[Box coordinate listings]
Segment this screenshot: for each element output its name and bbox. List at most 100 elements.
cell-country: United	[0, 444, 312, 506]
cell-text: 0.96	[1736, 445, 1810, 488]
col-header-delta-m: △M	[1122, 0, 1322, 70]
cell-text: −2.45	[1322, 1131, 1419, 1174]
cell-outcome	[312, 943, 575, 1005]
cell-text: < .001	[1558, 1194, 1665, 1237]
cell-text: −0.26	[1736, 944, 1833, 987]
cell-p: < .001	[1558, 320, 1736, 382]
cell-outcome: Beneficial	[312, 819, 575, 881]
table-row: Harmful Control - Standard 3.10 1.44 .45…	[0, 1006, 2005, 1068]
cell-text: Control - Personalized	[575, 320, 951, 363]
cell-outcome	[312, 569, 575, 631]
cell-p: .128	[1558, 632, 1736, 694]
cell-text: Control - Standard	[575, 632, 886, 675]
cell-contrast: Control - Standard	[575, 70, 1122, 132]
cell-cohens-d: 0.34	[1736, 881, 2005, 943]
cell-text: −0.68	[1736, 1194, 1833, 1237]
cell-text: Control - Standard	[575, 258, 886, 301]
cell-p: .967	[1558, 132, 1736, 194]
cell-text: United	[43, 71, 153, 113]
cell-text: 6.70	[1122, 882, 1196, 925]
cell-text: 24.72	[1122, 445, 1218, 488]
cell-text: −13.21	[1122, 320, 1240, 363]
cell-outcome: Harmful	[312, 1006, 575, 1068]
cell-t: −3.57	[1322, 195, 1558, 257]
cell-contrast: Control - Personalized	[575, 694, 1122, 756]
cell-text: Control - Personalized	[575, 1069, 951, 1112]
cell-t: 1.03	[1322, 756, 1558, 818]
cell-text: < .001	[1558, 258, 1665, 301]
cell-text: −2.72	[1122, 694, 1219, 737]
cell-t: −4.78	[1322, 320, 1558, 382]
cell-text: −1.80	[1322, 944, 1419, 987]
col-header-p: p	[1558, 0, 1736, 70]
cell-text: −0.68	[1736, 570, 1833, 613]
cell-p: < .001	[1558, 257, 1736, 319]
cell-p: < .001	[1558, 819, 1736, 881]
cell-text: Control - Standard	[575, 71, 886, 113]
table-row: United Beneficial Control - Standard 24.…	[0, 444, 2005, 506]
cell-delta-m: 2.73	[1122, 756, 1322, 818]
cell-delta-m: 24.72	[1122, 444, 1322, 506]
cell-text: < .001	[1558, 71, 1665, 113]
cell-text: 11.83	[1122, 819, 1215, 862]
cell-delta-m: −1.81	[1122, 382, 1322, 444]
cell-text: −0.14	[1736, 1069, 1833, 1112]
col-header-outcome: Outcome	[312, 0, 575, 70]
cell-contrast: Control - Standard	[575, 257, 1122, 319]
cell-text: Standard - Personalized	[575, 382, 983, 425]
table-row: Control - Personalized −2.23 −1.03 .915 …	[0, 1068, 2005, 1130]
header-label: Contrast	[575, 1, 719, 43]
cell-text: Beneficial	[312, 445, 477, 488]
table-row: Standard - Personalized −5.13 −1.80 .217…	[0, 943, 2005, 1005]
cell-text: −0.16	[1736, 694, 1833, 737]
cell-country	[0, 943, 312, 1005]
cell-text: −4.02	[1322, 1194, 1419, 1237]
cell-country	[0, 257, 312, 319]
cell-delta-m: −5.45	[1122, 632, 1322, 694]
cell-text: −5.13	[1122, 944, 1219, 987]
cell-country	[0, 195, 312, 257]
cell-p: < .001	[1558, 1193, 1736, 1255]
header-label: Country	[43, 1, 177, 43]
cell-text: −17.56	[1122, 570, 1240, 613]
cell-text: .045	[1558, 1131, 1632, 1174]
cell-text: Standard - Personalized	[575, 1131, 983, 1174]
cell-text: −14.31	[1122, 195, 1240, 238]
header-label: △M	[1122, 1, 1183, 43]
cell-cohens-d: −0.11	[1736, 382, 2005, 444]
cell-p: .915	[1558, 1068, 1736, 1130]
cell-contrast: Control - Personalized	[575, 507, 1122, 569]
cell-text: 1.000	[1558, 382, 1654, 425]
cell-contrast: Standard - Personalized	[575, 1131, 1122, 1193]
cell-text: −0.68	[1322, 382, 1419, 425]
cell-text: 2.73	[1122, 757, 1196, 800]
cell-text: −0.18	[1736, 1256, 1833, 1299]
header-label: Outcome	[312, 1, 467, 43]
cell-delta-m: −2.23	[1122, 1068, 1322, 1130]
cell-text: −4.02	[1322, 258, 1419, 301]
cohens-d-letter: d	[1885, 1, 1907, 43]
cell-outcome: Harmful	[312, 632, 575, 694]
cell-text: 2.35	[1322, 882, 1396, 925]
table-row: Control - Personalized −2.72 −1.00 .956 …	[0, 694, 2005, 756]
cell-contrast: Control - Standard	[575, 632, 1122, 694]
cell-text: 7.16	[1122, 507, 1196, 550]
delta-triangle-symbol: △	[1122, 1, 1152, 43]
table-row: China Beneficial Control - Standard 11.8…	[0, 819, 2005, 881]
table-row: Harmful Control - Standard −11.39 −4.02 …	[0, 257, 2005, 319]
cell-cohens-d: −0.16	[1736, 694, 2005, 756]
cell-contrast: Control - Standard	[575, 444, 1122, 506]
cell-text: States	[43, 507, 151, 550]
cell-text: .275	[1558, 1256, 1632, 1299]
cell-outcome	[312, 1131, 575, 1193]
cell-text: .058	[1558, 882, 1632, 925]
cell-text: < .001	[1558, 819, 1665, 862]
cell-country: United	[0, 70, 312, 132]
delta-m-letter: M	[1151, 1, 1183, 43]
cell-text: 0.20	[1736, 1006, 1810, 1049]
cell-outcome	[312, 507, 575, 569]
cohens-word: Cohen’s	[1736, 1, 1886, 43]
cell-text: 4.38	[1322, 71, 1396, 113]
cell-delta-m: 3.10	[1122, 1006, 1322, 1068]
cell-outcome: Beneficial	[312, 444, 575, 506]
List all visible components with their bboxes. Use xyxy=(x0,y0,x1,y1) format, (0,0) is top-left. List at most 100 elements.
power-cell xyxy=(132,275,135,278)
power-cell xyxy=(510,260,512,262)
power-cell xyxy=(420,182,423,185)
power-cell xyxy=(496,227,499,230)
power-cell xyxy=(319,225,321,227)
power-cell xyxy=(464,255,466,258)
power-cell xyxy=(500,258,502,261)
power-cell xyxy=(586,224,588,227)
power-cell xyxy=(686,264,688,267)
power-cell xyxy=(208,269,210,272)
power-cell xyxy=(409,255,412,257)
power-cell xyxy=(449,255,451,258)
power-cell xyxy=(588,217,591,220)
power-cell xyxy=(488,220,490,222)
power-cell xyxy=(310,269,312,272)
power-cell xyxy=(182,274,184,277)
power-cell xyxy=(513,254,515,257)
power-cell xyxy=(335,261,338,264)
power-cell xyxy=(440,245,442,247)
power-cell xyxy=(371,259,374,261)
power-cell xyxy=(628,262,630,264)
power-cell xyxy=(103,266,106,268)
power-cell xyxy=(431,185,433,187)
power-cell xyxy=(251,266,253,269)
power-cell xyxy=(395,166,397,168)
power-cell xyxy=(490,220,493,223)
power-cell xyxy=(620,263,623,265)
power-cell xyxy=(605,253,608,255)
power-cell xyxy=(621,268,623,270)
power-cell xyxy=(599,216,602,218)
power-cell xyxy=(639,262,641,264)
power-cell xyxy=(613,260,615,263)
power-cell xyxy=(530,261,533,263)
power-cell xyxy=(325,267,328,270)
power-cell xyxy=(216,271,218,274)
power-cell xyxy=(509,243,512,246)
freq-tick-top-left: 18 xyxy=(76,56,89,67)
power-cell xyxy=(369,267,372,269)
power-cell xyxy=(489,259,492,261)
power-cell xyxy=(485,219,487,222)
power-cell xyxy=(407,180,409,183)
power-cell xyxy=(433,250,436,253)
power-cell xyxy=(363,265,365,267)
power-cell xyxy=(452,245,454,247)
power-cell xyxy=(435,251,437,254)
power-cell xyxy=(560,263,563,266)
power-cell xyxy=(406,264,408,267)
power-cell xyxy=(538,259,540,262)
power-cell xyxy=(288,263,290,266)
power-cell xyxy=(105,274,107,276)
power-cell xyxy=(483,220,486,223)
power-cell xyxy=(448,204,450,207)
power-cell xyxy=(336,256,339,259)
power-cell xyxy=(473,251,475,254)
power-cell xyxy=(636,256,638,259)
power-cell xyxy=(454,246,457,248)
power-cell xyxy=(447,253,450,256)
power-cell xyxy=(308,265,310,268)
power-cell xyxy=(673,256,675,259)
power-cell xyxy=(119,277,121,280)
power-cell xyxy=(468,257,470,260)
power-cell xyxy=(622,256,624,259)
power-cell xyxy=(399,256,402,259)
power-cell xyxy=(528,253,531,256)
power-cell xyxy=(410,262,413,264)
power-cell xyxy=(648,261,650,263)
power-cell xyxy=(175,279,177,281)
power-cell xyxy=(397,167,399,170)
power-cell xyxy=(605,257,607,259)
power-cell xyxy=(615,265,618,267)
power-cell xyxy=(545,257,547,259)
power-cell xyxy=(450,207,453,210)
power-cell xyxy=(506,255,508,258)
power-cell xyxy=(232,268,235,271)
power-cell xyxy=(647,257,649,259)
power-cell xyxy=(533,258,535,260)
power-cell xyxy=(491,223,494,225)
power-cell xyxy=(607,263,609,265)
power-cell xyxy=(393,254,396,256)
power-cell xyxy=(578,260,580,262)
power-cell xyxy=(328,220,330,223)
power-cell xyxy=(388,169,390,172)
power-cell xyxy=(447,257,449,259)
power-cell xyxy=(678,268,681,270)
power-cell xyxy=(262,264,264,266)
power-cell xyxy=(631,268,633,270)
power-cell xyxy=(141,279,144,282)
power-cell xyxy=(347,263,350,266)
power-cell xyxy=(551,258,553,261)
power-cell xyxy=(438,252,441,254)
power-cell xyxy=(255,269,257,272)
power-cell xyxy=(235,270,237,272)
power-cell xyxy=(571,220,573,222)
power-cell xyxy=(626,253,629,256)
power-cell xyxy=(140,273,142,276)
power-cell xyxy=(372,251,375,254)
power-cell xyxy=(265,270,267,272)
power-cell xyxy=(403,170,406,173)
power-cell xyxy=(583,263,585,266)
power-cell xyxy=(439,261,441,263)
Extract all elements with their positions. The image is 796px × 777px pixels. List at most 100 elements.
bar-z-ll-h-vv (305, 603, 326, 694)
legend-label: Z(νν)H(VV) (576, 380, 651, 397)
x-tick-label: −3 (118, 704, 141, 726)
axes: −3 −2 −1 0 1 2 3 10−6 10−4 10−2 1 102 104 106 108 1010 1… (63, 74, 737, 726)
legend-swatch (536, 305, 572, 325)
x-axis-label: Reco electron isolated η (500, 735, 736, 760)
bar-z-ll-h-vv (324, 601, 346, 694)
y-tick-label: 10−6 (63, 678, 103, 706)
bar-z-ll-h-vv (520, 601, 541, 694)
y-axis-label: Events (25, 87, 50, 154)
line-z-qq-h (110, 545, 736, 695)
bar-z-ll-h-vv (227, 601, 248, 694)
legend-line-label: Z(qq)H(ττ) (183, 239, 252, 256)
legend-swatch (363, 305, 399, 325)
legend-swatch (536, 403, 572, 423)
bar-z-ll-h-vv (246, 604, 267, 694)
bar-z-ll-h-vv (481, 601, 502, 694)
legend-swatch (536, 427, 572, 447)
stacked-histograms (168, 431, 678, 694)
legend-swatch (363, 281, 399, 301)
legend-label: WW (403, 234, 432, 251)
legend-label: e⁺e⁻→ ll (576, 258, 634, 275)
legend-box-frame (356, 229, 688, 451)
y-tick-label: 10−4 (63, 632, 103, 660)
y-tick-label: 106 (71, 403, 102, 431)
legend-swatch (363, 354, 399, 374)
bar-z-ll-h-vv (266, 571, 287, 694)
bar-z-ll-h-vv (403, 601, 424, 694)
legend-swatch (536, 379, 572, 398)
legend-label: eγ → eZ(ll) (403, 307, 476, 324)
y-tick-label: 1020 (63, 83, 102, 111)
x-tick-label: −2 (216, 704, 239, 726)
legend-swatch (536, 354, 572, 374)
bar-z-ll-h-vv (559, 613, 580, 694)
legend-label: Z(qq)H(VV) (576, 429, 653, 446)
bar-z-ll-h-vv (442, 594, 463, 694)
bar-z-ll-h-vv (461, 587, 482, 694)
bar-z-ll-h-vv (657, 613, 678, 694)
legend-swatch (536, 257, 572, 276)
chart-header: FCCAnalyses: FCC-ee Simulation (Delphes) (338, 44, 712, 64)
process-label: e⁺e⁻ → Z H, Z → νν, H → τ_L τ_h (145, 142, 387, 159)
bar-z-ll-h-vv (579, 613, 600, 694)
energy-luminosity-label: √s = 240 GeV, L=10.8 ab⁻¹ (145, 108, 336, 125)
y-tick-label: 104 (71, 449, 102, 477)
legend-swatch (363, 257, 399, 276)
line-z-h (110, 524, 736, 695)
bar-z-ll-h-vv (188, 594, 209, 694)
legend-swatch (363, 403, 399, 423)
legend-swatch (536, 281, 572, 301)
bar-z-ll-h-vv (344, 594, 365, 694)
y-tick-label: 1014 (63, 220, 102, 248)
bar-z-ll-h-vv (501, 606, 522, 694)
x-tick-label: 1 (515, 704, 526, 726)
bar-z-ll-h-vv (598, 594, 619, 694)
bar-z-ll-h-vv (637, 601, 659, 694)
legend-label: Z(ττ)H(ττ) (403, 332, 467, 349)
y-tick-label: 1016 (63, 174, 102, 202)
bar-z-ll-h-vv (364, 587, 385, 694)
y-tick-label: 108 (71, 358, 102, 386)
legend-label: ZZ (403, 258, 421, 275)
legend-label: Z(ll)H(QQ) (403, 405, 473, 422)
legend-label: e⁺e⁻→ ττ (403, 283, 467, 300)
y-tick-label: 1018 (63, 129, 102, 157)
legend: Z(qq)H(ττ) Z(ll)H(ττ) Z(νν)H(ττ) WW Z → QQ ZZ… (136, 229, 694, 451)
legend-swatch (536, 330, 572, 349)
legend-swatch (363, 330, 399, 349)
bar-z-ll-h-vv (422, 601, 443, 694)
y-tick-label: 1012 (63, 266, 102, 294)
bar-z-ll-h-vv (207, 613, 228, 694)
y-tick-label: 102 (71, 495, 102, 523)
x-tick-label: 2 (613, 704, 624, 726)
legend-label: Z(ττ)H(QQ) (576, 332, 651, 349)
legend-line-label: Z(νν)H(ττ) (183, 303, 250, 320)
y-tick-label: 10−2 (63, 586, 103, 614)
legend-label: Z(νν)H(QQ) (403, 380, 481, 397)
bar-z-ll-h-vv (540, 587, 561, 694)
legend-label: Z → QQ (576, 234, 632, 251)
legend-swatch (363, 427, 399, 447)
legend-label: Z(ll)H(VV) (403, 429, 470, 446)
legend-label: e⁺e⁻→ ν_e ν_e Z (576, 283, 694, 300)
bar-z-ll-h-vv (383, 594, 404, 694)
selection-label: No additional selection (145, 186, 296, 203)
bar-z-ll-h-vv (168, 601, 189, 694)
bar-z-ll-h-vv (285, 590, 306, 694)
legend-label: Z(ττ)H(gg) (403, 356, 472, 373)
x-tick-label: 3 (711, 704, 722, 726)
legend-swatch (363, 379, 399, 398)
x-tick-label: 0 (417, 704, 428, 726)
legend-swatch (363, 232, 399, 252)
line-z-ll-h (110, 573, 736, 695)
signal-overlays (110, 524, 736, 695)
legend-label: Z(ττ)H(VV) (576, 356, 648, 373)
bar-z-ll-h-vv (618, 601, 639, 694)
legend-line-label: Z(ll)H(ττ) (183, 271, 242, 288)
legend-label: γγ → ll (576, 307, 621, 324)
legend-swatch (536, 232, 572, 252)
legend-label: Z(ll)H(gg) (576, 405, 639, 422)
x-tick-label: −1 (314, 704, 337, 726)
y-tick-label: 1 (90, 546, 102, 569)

## Aim of the task
Print the material line for line, beginning with its first line and stopping after the line that contains "71, 886, 113]".

## Task result
Segment this screenshot: for each element output its name and bbox. List at most 100 elements.
cell-country: United	[0, 444, 312, 506]
cell-text: 0.96	[1736, 445, 1810, 488]
col-header-delta-m: △M	[1122, 0, 1322, 70]
cell-text: −2.45	[1322, 1131, 1419, 1174]
cell-outcome	[312, 943, 575, 1005]
cell-text: < .001	[1558, 1194, 1665, 1237]
cell-text: −0.26	[1736, 944, 1833, 987]
cell-p: < .001	[1558, 320, 1736, 382]
cell-outcome: Beneficial	[312, 819, 575, 881]
table-row: Harmful Control - Standard 3.10 1.44 .45…	[0, 1006, 2005, 1068]
cell-text: Control - Personalized	[575, 320, 951, 363]
cell-outcome	[312, 569, 575, 631]
cell-p: .128	[1558, 632, 1736, 694]
cell-text: Control - Standard	[575, 632, 886, 675]
cell-contrast: Control - Standard	[575, 70, 1122, 132]
cell-cohens-d: 0.34	[1736, 881, 2005, 943]
cell-text: −0.68	[1736, 1194, 1833, 1237]
cell-text: Control - Standard	[575, 258, 886, 301]
cell-p: .967	[1558, 132, 1736, 194]
cell-text: United	[43, 71, 153, 113]
cell-text: 6.70	[1122, 882, 1196, 925]
cell-text: 24.72	[1122, 445, 1218, 488]
cell-text: −13.21	[1122, 320, 1240, 363]
cell-outcome: Harmful	[312, 1006, 575, 1068]
cell-t: −3.57	[1322, 195, 1558, 257]
cell-contrast: Control - Personalized	[575, 694, 1122, 756]
cell-text: Control - Personalized	[575, 1069, 951, 1112]
cell-t: 1.03	[1322, 756, 1558, 818]
cell-text: < .001	[1558, 258, 1665, 301]
cell-text: −2.72	[1122, 694, 1219, 737]
cell-t: −4.78	[1322, 320, 1558, 382]
cell-text: −1.80	[1322, 944, 1419, 987]
col-header-p: p	[1558, 0, 1736, 70]
cell-text: −0.68	[1736, 570, 1833, 613]
cell-p: < .001	[1558, 257, 1736, 319]
cell-p: < .001	[1558, 819, 1736, 881]
cell-text: Control - Standard	[575, 71, 886, 113]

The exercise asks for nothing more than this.